▶ **EXERCISE DIRECTIONS**: Repeat the data verbatim.

▶ **EXERCISE MATERIAL**:
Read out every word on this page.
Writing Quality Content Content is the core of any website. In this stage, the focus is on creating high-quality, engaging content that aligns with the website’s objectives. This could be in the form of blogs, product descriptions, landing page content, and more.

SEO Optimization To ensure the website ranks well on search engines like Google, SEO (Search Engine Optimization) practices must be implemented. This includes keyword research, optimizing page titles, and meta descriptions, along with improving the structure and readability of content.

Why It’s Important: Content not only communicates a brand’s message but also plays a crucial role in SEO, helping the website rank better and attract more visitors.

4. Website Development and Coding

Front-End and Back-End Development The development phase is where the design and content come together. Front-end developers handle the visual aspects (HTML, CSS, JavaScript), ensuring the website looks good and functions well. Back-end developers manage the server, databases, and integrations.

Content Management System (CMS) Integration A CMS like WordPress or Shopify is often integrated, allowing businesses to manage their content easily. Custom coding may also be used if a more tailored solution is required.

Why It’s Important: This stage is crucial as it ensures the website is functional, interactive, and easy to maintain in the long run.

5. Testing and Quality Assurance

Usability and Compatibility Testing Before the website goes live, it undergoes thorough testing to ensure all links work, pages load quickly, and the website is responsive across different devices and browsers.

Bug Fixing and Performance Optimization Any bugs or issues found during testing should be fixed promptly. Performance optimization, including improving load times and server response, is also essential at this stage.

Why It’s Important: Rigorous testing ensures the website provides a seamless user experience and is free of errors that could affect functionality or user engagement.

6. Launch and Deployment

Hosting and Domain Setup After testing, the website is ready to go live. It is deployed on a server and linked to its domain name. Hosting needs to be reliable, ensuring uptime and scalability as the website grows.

▶ **SOLUTION BELOW**:
Read out every word on this page.
Writing Quality Content Content is the core of any website. In this stage, the focus is on creating high-quality, engaging content that aligns with the website’s objectives. This could be in the form of blogs, product descriptions, landing page content, and more.

SEO Optimization To ensure the website ranks well on search engines like Google, SEO (Search Engine Optimization) practices must be implemented. This includes keyword research, optimizing page titles, and meta descriptions, along with improving the structure and readability of content.

Why It’s Important: Content not only communicates a brand’s message but also plays a crucial role in SEO, helping the website rank better and attract more visitors.

4. Website Development and Coding

Front-End and Back-End Development The development phase is where the design and content come together. Front-end developers handle the visual aspects (HTML, CSS, JavaScript), ensuring the website looks good and functions well. Back-end developers manage the server, databases, and integrations.

Content Management System (CMS) Integration A CMS like WordPress or Shopify is often integrated, allowing businesses to manage their content easily. Custom coding may also be used if a more tailored solution is required.

Why It’s Important: This stage is crucial as it ensures the website is functional, interactive, and easy to maintain in the long run.

5. Testing and Quality Assurance

Usability and Compatibility Testing Before the website goes live, it undergoes thorough testing to ensure all links work, pages load quickly, and the website is responsive across different devices and browsers.

Bug Fixing and Performance Optimization Any bugs or issues found during testing should be fixed promptly. Performance optimization, including improving load times and server response, is also essential at this stage.

Why It’s Important: Rigorous testing ensures the website provides a seamless user experience and is free of errors that could affect functionality or user engagement.

6. Launch and Deployment

Hosting and Domain Setup After testing, the website is ready to go live. It is deployed on a server and linked to its domain name. Hosting needs to be reliable, ensuring uptime and scalability as the website grows.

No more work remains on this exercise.